*** Material for the task

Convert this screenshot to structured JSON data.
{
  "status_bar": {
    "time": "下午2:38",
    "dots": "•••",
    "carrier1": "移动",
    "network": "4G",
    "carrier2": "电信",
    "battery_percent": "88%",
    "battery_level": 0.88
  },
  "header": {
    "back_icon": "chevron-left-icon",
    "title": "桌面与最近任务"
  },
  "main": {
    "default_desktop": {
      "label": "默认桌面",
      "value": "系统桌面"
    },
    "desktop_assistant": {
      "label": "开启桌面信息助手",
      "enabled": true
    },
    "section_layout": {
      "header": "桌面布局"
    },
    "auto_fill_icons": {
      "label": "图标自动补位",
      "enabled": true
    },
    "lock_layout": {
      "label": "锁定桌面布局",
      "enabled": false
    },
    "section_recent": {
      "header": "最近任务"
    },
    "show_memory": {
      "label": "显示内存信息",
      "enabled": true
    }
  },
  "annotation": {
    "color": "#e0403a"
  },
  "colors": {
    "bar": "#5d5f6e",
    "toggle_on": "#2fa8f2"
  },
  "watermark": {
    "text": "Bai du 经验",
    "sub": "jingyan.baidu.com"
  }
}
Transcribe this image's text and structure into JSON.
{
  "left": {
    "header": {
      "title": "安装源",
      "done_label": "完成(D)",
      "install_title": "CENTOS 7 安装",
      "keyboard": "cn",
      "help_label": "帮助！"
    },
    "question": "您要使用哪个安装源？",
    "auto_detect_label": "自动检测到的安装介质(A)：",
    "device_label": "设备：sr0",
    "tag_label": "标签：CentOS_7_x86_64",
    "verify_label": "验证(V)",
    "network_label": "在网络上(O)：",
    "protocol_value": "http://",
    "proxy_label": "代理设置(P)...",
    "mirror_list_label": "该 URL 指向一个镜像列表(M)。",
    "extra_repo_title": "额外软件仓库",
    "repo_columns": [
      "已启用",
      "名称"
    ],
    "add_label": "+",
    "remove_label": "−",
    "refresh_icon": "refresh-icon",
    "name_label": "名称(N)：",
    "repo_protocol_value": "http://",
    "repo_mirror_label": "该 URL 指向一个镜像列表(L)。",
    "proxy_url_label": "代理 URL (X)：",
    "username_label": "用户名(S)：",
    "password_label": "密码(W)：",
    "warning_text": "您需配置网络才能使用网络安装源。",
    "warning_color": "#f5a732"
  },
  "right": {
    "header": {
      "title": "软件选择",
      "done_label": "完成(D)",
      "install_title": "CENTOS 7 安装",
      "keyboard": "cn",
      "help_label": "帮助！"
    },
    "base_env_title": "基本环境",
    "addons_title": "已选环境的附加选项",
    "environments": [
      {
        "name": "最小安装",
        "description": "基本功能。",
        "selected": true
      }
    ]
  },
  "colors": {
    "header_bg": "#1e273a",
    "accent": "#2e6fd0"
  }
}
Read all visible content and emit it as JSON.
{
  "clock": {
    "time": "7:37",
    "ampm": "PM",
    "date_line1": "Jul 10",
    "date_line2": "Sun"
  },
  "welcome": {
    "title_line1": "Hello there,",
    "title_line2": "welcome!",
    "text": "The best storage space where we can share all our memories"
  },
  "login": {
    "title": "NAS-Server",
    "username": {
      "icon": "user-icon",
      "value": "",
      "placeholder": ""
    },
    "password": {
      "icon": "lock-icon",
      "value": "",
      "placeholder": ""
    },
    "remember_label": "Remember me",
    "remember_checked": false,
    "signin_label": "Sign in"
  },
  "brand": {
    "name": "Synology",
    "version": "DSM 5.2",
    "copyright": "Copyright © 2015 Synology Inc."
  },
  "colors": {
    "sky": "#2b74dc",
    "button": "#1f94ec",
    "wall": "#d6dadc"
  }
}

******

» **Task statement**
Above are some records. Print them all exactly.

» **Written solution**
Convert this screenshot to structured JSON data.
{
  "status_bar": {
    "time": "下午2:38",
    "dots": "•••",
    "carrier1": "移动",
    "network": "4G",
    "carrier2": "电信",
    "battery_percent": "88%",
    "battery_level": 0.88
  },
  "header": {
    "back_icon": "chevron-left-icon",
    "title": "桌面与最近任务"
  },
  "main": {
    "default_desktop": {
      "label": "默认桌面",
      "value": "系统桌面"
    },
    "desktop_assistant": {
      "label": "开启桌面信息助手",
      "enabled": true
    },
    "section_layout": {
      "header": "桌面布局"
    },
    "auto_fill_icons": {
      "label": "图标自动补位",
      "enabled": true
    },
    "lock_layout": {
      "label": "锁定桌面布局",
      "enabled": false
    },
    "section_recent": {
      "header": "最近任务"
    },
    "show_memory": {
      "label": "显示内存信息",
      "enabled": true
    }
  },
  "annotation": {
    "color": "#e0403a"
  },
  "colors": {
    "bar": "#5d5f6e",
    "toggle_on": "#2fa8f2"
  },
  "watermark": {
    "text": "Bai du 经验",
    "sub": "jingyan.baidu.com"
  }
}
Transcribe this image's text and structure into JSON.
{
  "left": {
    "header": {
      "title": "安装源",
      "done_label": "完成(D)",
      "install_title": "CENTOS 7 安装",
      "keyboard": "cn",
      "help_label": "帮助！"
    },
    "question": "您要使用哪个安装源？",
    "auto_detect_label": "自动检测到的安装介质(A)：",
    "device_label": "设备：sr0",
    "tag_label": "标签：CentOS_7_x86_64",
    "verify_label": "验证(V)",
    "network_label": "在网络上(O)：",
    "protocol_value": "http://",
    "proxy_label": "代理设置(P)...",
    "mirror_list_label": "该 URL 指向一个镜像列表(M)。",
    "extra_repo_title": "额外软件仓库",
    "repo_columns": [
      "已启用",
      "名称"
    ],
    "add_label": "+",
    "remove_label": "−",
    "refresh_icon": "refresh-icon",
    "name_label": "名称(N)：",
    "repo_protocol_value": "http://",
    "repo_mirror_label": "该 URL 指向一个镜像列表(L)。",
    "proxy_url_label": "代理 URL (X)：",
    "username_label": "用户名(S)：",
    "password_label": "密码(W)：",
    "warning_text": "您需配置网络才能使用网络安装源。",
    "warning_color": "#f5a732"
  },
  "right": {
    "header": {
      "title": "软件选择",
      "done_label": "完成(D)",
      "install_title": "CENTOS 7 安装",
      "keyboard": "cn",
      "help_label": "帮助！"
    },
    "base_env_title": "基本环境",
    "addons_title": "已选环境的附加选项",
    "environments": [
      {
        "name": "最小安装",
        "description": "基本功能。",
        "selected": true
      }
    ]
  },
  "colors": {
    "header_bg": "#1e273a",
    "accent": "#2e6fd0"
  }
}
Read all visible content and emit it as JSON.
{
  "clock": {
    "time": "7:37",
    "ampm": "PM",
    "date_line1": "Jul 10",
    "date_line2": "Sun"
  },
  "welcome": {
    "title_line1": "Hello there,",
    "title_line2": "welcome!",
    "text": "The best storage space where we can share all our memories"
  },
  "login": {
    "title": "NAS-Server",
    "username": {
      "icon": "user-icon",
      "value": "",
      "placeholder": ""
    },
    "password": {
      "icon": "lock-icon",
      "value": "",
      "placeholder": ""
    },
    "remember_label": "Remember me",
    "remember_checked": false,
    "signin_label": "Sign in"
  },
  "brand": {
    "name": "Synology",
    "version": "DSM 5.2",
    "copyright": "Copyright © 2015 Synology Inc."
  },
  "colors": {
    "sky": "#2b74dc",
    "button": "#1f94ec",
    "wall": "#d6dadc"
  }
}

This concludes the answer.